■ **Tarefas**:
[a] Liste todos os problemas com os quais, segundo o texto sobre câncer em jovens, as pessoas dessa faixa etária estão até certo ponto preparadas para lidar.
[b] Escreva a continuação do texto sobre câncer em jovens adultos a partir da última frase apresentada.

■ **Texto do exercício**:

+ + +

Jovem Câncer

Muito se referem ao câncer como o mal do século XXI, a grande praga da modernidade ou o imperador de todos os males. De fato, apesar de terem sido encontrados relatos de tumores na Antiguidade, o aumento da expectativa de vida e a proliferação de elementos supostamente cancerígenos na história recente gerou um aumento significativo da incidência de câncer na população. Ainda assim, quando pensamos em pacientes com câncer imaginamos quase sempre pessoas mais velhas. Ou, lamentavelmente, lembramos de casos de crianças que desenvolvem leucemia, um dos tumores infantis mais frequentes. Mas quase nunca pensamos que o câncer também pode afetar jovens adultos.

Karla tinha 33 anos quando foi diagnosticada com câncer. De todas as doenças que ela sabia poder ser alvo naquele momento, nunca pensou que o câncer fosse uma delas.

Nesta faixa etária estamos até certo ponto preparados para lidar com casos de ansiedade, depressão, apendicite, calvície, obesidade, até acidentes, mas jamais para saber que seu corpo está produzindo células de forma desordenada em pelo menos uma parte de seu corpo – o tumor.

+ + +

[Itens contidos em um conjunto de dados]
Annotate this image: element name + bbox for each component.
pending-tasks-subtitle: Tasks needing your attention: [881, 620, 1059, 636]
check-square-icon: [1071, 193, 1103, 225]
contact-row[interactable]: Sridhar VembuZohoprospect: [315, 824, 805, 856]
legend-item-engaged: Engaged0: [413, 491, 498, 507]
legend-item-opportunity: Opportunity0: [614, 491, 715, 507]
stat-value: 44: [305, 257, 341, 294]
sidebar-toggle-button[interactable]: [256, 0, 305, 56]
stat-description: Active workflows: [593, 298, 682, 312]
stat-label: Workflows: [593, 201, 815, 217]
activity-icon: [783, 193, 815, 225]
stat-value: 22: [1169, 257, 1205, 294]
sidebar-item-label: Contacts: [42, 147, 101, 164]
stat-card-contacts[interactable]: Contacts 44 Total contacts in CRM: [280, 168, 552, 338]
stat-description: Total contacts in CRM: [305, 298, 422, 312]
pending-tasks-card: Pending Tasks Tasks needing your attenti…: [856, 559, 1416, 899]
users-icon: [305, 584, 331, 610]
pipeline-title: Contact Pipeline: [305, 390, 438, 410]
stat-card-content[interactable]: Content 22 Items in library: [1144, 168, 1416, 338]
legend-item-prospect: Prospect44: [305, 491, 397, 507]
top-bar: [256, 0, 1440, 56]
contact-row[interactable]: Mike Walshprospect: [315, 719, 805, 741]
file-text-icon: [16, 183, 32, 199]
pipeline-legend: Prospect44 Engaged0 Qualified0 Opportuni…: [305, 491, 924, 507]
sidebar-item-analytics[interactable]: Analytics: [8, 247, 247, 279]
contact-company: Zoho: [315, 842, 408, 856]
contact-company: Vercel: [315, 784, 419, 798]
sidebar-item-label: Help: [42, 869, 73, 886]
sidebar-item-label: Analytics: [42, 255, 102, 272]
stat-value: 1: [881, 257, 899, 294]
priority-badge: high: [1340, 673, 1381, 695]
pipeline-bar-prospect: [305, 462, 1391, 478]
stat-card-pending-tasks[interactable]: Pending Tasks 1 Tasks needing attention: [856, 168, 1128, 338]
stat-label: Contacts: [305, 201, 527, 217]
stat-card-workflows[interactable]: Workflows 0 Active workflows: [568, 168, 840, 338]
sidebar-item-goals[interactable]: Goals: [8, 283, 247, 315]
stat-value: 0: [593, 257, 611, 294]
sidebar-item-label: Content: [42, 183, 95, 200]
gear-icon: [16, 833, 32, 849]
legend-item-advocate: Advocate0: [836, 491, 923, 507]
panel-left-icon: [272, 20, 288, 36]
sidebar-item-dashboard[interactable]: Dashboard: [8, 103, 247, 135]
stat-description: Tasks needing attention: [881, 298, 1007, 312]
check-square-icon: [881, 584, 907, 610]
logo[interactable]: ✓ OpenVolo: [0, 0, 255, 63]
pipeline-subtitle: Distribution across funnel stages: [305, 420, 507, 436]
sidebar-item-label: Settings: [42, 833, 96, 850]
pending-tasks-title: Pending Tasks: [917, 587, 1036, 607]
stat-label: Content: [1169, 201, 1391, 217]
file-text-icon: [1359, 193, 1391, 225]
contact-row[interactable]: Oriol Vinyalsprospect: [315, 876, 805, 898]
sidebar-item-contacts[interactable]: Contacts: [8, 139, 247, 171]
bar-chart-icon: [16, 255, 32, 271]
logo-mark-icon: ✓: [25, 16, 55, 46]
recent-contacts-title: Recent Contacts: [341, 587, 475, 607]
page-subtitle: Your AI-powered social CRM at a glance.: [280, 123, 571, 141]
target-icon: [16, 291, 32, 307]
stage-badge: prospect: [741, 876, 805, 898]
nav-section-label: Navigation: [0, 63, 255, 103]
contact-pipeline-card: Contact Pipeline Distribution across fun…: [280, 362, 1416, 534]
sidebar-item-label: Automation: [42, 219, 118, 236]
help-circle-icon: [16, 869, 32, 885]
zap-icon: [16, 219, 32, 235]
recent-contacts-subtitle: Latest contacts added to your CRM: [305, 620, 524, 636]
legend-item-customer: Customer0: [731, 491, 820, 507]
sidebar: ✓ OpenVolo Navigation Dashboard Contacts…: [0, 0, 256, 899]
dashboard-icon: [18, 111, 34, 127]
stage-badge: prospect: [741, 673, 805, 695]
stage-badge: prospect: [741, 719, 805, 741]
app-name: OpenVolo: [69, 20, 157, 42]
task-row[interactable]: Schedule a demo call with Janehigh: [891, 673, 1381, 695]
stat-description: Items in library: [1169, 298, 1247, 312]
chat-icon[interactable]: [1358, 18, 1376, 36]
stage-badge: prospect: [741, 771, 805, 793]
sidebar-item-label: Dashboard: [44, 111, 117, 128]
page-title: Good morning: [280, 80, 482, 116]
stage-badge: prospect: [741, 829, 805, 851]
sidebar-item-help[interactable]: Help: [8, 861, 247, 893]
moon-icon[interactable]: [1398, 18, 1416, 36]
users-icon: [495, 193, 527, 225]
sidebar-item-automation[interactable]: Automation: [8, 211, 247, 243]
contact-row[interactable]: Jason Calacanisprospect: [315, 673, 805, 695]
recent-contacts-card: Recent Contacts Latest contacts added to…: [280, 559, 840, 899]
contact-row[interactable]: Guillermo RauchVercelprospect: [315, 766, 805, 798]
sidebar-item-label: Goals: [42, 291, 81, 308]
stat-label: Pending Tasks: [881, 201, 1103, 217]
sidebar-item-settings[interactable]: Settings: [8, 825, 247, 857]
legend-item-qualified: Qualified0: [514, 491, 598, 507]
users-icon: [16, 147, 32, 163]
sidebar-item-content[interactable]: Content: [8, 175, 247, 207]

+ + +

■ **Respostas por tarefa**:
[a]
- ansiedade
- depressão
- apendicite
- calvície
- obesidade
- acidentes

[b]
É nessa fase da vida que em geral se inicia um relacionamento afetivo mais sério, a constituição de uma família, uma carreira profissional. É quando finalmente se atinge uma maturidade tal que te permite estabelecer as bases sólidas para o desenrolar da vida nas décadas seguintes. E paradoxalmente surge uma doença cuja imagem e complexidade de tratamento te colocam cara a cara com o caráter finito da vida. Talvez pelo choque que seja para a sociedade aceitar essa inversão da ordem natural das coisas, nós acabamos até certo ponto negligenciando a existência de um grupo de pessoas entre 20 e 40 anos de idade com câncer.

“Sou muito jovem para isso” é o mote da Stupid Cancer, uma entidade criada em 2007 nos Estados Unidos voltada exatamente para atender aos anseios específicos de pessoas com câncer nesta faixa etária. O fato é que receber um diagnóstico desse e ter de lidar com toda dificuldade do tratamento para quem estava iniciando a fase adulta é um “saco” mesmo. Em primeiro lugar há uma sensação de que esta fatalidade aconteceu somente com você, o que não é verdade. Se não é tão comum diagnósticos de câncer nesta idade quanto é com pessoas mais velhas, ainda assim estima-se que haja 72 mil novos casos por ano neste grupo.

Em seguida, surge a necessidade de lidar com os desafios específicos dessa idade. Vou ter que parar de trabalhar? Meu parceiro vai suportar? E a minha vida sexual? Como vou bancar o tratamento? Vou poder ter filho?

Felizmente Karla pôde dar à luz meses antes do diagnóstico. Por três anos e meio ela conseguiu, entre cirurgias, internações e tratamentos, ser uma mãe exemplar, continuar cuidando bem da casa e ser a melhor companheira para seu marido. Não sem muitas dificuldades, dúvidas, medo.

É para ajudar nestes anseios até certo ponto exclusivos dessa faixa etária que entidades como a Stupid Cancer trabalham. Seria muito bom que no Brasil pudesse existir também um apoio específico para jovens adultos com câncer. Eu me coloco à disposição.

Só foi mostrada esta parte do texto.